-- Description of the task --
Check each line for the string "developed". Give only the count of lines that have it.

-- Input records --
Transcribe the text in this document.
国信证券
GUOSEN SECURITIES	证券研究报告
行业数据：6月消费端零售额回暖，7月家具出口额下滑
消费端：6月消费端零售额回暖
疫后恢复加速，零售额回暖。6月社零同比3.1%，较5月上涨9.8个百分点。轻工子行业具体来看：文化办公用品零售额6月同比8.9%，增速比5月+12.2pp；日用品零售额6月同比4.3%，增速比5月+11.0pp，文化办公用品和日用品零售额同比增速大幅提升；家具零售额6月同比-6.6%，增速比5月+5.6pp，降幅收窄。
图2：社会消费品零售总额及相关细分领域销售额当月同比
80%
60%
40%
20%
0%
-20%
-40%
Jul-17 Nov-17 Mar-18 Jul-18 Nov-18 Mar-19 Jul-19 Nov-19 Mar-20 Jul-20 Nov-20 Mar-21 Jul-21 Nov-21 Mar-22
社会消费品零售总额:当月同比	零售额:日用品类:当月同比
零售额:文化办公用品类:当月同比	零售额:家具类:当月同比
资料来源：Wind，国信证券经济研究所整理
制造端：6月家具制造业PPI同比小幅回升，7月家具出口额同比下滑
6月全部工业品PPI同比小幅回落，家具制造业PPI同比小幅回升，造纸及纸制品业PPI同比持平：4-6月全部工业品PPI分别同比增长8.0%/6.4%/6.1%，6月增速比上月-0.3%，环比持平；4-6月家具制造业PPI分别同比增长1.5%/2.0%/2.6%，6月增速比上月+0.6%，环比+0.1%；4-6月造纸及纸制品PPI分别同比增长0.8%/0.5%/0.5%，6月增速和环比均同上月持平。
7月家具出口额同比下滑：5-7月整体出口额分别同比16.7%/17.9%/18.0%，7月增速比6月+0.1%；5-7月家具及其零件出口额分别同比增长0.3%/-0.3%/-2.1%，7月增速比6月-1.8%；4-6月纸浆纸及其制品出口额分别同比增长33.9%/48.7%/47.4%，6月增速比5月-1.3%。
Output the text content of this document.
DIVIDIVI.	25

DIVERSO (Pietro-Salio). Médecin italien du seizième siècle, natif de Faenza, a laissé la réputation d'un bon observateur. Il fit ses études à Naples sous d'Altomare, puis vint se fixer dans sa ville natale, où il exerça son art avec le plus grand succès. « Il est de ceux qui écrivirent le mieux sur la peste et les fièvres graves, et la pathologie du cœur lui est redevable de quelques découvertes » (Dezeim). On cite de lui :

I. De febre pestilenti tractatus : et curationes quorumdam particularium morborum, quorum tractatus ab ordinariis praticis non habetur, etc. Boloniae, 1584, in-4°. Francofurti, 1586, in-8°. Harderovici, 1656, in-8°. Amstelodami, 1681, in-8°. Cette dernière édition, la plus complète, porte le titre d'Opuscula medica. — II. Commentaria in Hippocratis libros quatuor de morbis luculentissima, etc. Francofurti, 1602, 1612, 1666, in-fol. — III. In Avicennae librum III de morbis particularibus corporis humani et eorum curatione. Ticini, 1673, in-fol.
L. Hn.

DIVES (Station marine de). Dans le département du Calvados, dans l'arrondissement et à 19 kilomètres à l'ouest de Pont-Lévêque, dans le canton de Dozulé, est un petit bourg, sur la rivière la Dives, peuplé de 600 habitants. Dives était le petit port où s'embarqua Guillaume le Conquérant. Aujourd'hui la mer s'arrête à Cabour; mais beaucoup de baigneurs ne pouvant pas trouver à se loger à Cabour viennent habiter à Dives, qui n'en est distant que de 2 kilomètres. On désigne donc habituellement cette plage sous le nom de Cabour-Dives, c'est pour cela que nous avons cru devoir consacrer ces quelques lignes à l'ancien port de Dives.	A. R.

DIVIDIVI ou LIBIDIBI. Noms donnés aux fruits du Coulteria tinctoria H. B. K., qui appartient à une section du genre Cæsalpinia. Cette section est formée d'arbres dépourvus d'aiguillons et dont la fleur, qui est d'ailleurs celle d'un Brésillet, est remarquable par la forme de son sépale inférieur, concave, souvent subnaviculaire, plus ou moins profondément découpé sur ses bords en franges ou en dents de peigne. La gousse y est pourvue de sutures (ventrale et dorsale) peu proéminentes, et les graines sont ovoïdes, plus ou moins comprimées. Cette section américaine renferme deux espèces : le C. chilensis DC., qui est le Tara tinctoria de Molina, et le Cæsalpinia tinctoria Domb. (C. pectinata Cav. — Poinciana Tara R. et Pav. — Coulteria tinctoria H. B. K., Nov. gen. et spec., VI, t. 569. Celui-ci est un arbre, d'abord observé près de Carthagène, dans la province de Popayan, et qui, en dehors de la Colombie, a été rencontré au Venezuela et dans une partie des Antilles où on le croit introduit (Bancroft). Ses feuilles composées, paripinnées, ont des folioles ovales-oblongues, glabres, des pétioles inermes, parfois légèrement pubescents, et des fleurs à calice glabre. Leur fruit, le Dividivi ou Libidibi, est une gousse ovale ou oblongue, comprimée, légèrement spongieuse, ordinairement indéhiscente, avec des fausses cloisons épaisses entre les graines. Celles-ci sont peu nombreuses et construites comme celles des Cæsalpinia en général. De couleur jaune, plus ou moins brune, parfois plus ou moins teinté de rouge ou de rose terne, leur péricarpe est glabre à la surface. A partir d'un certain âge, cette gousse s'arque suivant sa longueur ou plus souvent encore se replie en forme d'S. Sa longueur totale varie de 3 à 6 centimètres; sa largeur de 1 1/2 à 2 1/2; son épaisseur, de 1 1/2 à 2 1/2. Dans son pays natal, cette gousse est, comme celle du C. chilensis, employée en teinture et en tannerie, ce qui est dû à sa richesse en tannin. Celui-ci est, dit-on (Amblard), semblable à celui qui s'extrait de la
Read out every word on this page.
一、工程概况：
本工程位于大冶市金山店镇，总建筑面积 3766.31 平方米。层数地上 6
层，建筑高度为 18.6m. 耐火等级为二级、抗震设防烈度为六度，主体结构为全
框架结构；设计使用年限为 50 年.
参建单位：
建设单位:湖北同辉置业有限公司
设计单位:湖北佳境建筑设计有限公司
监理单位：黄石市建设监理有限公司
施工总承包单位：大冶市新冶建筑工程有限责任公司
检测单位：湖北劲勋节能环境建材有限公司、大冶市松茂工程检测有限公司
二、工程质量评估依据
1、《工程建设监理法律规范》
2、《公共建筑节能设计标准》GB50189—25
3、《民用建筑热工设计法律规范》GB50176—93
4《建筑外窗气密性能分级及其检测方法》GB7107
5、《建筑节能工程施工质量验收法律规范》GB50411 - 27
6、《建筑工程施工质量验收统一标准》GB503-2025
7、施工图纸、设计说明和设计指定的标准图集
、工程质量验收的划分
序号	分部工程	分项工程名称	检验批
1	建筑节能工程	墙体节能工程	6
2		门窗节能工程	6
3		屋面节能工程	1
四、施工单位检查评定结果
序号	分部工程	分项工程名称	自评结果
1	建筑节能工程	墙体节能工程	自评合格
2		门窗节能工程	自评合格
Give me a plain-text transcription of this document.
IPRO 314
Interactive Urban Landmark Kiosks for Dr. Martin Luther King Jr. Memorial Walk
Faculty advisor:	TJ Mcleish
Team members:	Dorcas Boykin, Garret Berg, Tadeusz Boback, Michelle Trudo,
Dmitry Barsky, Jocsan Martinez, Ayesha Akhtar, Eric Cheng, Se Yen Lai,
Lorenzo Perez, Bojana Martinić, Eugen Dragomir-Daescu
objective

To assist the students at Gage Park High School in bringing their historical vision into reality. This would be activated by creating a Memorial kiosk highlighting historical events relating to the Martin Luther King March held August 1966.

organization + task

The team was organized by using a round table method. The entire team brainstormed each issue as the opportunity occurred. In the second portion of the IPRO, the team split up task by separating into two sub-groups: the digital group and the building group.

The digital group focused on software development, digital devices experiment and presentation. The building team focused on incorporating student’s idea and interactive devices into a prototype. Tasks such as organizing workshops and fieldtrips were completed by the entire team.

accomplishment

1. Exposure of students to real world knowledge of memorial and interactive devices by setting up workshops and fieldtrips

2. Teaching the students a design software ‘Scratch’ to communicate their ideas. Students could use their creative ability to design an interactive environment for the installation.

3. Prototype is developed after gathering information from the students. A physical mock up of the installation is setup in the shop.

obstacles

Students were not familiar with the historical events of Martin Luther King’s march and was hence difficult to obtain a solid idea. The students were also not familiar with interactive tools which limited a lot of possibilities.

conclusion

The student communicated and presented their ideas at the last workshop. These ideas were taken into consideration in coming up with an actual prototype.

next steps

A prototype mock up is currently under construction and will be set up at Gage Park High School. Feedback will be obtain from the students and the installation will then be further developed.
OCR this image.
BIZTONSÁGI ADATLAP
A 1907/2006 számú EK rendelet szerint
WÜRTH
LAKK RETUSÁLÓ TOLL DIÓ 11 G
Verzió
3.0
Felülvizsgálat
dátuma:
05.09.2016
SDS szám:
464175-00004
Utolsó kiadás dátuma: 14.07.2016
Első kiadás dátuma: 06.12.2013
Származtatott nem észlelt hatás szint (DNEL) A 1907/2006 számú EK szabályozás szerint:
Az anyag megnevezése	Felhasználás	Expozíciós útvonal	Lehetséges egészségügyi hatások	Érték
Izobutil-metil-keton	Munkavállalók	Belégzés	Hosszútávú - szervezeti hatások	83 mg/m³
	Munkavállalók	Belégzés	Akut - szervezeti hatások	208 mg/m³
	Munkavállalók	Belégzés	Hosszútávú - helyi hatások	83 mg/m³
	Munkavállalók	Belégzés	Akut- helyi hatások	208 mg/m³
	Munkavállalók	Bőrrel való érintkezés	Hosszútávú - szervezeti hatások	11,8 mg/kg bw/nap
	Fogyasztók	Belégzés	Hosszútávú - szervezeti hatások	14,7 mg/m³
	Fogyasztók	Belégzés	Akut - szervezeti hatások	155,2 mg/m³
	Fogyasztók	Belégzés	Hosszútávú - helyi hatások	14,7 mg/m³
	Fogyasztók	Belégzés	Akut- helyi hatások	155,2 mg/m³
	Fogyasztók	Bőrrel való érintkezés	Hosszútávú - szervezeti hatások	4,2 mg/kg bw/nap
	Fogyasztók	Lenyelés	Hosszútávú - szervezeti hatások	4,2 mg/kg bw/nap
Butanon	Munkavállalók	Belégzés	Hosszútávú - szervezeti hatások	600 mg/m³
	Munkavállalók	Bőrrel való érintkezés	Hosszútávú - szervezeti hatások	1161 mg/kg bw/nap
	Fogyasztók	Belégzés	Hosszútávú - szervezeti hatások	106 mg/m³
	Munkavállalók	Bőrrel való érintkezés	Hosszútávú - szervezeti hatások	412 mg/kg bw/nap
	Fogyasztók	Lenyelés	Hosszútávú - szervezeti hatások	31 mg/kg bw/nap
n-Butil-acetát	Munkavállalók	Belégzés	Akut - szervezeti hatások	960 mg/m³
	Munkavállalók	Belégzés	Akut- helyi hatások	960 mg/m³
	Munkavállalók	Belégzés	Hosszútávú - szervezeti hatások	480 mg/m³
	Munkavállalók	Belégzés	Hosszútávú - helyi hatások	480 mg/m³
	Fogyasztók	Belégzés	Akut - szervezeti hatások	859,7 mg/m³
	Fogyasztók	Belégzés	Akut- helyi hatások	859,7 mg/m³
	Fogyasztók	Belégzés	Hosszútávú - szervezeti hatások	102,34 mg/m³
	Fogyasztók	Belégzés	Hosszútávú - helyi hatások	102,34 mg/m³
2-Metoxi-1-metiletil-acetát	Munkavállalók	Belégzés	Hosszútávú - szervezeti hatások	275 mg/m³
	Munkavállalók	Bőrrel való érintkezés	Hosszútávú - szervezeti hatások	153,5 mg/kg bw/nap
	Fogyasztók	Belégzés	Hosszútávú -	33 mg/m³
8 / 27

-- Answer for the task --
2